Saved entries
--------------------------------------------------

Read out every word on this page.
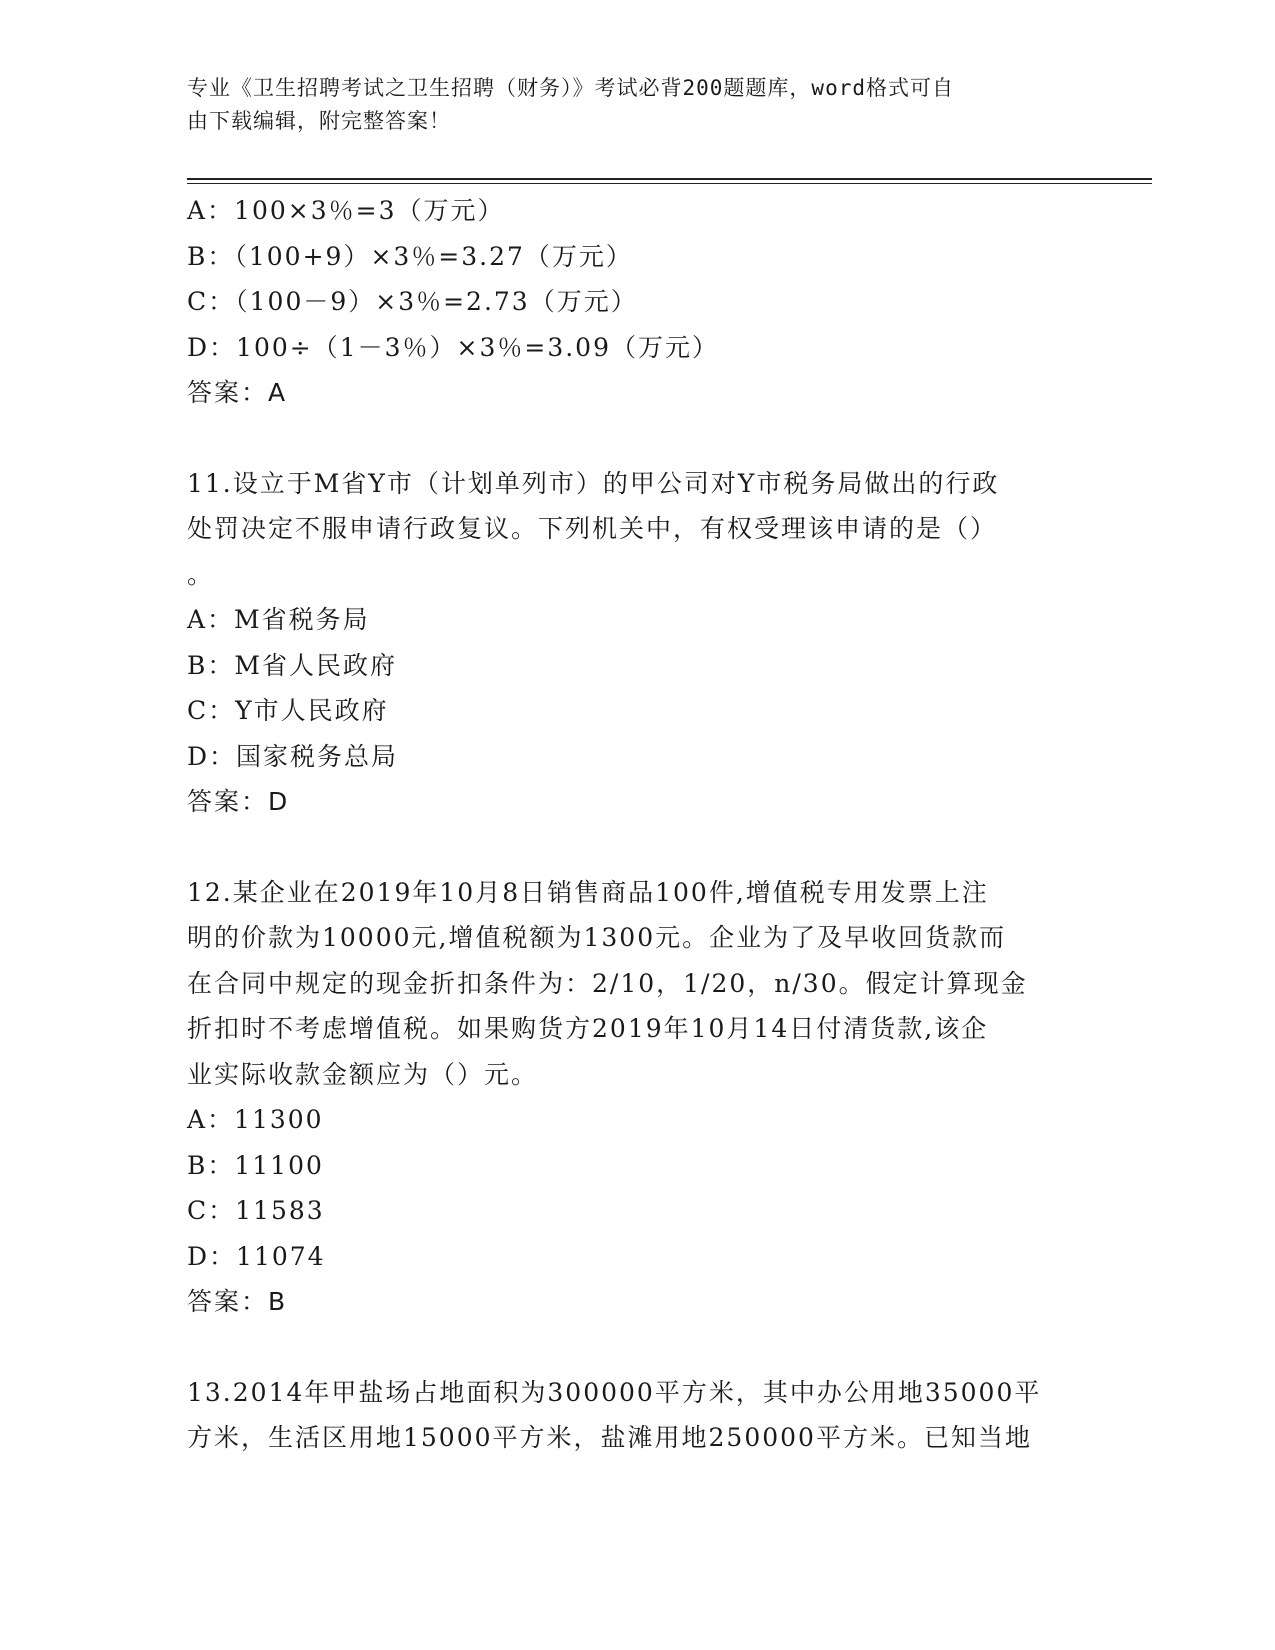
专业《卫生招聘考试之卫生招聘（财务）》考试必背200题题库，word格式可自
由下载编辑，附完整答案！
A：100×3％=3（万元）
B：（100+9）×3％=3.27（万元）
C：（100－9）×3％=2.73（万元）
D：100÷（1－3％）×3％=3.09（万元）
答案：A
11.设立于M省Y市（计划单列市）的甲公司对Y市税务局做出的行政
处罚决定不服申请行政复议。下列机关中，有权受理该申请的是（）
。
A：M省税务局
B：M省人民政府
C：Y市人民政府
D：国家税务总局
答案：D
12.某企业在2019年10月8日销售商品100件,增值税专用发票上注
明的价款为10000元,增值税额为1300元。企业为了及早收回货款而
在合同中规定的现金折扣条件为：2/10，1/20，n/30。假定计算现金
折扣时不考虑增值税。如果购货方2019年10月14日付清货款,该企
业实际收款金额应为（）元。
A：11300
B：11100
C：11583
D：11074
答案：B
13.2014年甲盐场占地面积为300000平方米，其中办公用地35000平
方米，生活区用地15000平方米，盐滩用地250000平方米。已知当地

--------------------------------------------------

Challenge:
Write out each line again precisely as it appears, skipping every picture.

Completed exercise:
Read out every word on this page.
专业《卫生招聘考试之卫生招聘（财务）》考试必背200题题库，word格式可自
由下载编辑，附完整答案！
A：100×3％=3（万元）
B：（100+9）×3％=3.27（万元）
C：（100－9）×3％=2.73（万元）
D：100÷（1－3％）×3％=3.09（万元）
答案：A
11.设立于M省Y市（计划单列市）的甲公司对Y市税务局做出的行政
处罚决定不服申请行政复议。下列机关中，有权受理该申请的是（）
。
A：M省税务局
B：M省人民政府
C：Y市人民政府
D：国家税务总局
答案：D
12.某企业在2019年10月8日销售商品100件,增值税专用发票上注
明的价款为10000元,增值税额为1300元。企业为了及早收回货款而
在合同中规定的现金折扣条件为：2/10，1/20，n/30。假定计算现金
折扣时不考虑增值税。如果购货方2019年10月14日付清货款,该企
业实际收款金额应为（）元。
A：11300
B：11100
C：11583
D：11074
答案：B
13.2014年甲盐场占地面积为300000平方米，其中办公用地35000平
方米，生活区用地15000平方米，盐滩用地250000平方米。已知当地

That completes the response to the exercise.